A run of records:
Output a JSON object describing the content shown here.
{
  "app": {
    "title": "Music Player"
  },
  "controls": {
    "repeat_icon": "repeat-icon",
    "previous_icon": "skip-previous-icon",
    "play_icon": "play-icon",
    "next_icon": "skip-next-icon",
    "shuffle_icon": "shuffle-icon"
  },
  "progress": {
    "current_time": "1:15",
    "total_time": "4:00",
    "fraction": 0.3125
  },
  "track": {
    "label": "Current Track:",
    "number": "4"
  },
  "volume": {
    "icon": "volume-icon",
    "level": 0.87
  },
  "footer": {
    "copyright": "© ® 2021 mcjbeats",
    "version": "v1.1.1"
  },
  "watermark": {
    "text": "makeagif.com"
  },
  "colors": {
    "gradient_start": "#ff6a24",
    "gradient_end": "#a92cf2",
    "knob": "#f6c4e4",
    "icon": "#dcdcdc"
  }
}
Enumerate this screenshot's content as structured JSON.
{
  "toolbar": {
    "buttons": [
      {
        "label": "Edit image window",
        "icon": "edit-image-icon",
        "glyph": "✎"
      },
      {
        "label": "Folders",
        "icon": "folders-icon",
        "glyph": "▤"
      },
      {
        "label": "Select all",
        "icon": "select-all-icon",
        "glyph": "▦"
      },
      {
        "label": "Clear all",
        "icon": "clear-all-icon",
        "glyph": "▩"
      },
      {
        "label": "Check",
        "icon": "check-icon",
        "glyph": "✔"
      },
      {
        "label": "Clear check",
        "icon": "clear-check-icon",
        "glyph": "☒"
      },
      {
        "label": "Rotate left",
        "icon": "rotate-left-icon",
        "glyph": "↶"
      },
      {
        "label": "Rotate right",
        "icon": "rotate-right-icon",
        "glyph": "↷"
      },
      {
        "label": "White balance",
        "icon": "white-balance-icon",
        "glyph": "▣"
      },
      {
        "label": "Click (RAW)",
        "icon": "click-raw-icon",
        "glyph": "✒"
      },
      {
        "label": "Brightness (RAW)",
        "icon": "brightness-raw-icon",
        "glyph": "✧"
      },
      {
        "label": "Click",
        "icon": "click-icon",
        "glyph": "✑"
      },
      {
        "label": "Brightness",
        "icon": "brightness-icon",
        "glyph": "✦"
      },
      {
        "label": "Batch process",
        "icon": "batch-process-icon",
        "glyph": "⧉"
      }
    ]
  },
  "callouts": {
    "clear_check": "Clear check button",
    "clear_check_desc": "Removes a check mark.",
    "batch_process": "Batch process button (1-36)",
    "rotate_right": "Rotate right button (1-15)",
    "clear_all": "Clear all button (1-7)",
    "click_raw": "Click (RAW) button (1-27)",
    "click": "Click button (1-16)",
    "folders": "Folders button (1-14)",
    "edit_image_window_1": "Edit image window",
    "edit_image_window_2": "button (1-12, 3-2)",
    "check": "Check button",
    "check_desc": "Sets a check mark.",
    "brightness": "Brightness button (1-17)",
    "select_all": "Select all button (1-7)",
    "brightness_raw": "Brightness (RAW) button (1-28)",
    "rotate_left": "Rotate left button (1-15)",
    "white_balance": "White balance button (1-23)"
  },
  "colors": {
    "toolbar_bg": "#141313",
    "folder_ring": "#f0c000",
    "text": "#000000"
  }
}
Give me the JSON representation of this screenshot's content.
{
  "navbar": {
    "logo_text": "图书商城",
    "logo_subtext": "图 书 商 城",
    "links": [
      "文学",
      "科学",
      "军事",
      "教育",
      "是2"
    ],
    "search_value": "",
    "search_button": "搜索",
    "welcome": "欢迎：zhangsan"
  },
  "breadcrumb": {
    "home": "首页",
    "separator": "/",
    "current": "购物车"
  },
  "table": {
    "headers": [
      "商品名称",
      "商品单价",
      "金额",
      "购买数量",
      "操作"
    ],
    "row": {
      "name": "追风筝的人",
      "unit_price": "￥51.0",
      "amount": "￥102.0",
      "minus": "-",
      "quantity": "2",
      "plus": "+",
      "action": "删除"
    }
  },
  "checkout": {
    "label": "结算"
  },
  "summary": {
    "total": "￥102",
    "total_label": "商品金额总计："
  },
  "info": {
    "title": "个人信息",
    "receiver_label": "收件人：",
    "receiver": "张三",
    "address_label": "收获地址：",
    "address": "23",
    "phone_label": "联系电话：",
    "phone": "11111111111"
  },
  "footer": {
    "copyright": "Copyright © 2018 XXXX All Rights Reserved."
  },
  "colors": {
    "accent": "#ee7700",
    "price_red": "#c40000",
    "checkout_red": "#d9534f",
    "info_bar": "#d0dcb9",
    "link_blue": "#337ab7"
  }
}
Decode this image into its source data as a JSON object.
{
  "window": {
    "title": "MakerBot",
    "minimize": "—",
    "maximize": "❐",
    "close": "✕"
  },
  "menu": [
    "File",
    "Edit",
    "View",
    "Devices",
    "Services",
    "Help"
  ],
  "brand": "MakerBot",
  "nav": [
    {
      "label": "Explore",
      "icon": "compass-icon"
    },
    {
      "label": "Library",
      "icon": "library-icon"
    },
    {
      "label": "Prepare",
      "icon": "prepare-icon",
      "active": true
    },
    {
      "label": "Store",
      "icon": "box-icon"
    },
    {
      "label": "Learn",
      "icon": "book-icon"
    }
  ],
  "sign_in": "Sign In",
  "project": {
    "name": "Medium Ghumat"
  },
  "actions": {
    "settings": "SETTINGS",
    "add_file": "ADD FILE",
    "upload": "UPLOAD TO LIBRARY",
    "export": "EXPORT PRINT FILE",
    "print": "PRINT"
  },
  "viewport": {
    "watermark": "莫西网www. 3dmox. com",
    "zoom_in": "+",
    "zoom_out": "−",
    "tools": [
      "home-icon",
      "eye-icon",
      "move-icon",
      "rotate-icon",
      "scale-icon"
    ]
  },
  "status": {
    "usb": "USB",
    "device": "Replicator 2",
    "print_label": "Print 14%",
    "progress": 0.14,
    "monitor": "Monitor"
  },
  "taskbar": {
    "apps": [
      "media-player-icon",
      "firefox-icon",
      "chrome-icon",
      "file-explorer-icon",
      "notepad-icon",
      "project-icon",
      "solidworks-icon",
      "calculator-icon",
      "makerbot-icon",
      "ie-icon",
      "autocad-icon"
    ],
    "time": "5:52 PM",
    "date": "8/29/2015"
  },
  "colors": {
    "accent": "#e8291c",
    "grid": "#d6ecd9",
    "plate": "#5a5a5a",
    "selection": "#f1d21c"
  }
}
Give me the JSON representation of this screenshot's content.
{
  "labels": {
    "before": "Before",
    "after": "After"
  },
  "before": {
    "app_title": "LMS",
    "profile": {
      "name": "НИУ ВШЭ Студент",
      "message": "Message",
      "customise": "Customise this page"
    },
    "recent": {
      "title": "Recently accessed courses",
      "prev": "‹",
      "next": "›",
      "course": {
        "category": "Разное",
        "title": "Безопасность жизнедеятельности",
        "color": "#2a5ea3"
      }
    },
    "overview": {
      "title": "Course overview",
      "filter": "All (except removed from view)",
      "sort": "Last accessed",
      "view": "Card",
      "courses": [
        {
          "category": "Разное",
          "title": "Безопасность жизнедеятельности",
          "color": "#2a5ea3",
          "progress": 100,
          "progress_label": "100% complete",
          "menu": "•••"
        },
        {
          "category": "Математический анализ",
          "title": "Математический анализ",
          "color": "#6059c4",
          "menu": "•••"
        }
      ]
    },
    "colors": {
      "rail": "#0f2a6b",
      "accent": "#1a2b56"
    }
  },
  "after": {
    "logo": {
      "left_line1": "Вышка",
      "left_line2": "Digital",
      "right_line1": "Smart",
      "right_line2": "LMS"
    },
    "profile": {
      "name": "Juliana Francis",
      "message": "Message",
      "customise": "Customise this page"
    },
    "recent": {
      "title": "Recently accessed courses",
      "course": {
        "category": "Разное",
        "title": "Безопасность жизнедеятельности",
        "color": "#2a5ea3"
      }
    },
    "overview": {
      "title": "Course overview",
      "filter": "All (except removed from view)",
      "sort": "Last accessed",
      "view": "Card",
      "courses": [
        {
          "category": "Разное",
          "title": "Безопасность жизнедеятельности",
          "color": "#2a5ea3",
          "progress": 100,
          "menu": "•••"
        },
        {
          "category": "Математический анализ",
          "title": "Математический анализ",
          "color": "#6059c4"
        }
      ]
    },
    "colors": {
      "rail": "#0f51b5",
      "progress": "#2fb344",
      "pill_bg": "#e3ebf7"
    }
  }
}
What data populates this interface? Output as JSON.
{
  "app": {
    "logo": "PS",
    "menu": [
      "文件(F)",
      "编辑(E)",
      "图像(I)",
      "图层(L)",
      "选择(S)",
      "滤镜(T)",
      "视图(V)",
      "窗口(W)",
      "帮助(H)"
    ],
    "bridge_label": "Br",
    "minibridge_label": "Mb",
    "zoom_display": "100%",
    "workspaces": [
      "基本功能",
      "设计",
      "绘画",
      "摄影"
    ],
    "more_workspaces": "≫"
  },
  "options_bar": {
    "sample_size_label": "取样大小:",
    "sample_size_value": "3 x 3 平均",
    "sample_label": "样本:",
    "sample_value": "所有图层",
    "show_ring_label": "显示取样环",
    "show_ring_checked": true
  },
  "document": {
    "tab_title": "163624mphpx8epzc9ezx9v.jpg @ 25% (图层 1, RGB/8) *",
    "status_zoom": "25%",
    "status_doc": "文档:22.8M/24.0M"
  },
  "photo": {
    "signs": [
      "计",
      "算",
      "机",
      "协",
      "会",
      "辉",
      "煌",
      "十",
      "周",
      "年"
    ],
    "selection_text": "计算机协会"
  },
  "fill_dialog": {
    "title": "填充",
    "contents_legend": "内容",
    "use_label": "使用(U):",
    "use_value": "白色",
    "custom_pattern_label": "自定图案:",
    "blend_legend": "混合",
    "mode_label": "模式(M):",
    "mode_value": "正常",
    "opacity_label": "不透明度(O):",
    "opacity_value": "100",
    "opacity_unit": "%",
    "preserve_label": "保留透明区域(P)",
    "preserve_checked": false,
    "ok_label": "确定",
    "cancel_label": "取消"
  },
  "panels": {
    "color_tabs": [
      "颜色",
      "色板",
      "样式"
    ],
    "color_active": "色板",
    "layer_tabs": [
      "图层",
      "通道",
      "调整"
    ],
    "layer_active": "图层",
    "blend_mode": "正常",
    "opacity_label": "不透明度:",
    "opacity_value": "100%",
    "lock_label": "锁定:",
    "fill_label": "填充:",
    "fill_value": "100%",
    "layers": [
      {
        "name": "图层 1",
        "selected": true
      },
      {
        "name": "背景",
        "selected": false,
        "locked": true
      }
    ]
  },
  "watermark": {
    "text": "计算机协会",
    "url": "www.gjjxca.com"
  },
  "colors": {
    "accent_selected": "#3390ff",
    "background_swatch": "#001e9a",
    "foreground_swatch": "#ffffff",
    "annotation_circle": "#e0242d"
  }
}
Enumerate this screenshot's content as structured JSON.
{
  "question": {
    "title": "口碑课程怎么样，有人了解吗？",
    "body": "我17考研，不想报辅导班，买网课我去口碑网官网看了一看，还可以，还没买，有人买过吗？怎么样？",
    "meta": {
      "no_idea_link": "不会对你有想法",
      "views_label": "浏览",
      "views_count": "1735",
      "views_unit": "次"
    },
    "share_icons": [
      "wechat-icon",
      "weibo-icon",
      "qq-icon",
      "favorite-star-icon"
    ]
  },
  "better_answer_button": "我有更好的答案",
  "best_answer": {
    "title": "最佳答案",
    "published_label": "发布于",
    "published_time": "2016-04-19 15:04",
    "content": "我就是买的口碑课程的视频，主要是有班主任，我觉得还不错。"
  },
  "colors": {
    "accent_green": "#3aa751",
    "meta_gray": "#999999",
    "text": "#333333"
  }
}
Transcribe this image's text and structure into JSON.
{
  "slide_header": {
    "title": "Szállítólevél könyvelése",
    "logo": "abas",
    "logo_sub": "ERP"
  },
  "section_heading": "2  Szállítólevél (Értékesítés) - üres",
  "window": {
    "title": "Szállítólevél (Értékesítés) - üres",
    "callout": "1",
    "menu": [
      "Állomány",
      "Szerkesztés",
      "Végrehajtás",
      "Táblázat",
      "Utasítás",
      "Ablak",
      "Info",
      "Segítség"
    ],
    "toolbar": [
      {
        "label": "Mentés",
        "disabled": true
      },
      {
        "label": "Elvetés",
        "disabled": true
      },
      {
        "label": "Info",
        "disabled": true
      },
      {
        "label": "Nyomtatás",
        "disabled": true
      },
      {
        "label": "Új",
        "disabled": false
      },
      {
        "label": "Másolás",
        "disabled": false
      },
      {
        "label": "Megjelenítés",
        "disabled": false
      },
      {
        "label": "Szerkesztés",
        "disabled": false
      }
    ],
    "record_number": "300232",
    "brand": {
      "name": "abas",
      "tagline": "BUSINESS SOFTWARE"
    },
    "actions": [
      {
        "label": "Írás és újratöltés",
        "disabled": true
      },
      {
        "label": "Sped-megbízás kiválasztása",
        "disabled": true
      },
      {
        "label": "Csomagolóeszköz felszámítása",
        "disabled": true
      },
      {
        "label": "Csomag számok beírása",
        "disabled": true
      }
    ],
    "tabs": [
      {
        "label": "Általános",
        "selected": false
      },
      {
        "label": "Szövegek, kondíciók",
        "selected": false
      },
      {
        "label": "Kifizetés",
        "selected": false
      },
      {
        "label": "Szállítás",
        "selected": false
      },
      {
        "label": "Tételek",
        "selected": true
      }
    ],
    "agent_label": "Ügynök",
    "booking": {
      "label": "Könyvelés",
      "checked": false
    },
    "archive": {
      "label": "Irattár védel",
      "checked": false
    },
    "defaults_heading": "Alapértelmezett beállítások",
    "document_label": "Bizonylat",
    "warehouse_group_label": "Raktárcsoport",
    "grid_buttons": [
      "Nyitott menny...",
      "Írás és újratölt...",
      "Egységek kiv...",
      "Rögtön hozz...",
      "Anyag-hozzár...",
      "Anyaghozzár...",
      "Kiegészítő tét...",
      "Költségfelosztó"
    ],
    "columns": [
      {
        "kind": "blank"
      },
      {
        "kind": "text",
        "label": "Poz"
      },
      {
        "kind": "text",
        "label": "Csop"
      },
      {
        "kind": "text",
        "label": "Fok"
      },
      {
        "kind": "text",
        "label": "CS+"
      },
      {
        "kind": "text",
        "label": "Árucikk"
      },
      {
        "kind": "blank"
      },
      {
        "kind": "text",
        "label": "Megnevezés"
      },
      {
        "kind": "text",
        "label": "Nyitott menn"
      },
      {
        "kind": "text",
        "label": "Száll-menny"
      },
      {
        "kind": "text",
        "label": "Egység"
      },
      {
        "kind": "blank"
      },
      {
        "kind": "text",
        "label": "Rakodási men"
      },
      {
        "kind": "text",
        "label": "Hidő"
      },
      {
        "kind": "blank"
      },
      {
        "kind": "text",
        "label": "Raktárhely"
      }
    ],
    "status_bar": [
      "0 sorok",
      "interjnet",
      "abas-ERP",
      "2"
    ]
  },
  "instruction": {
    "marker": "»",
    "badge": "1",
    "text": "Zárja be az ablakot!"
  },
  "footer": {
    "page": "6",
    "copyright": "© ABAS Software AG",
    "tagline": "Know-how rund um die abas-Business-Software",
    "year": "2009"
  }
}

Problem to solve:
Find how many of the lines above have the word "data" in them. State only that number.

Response:
2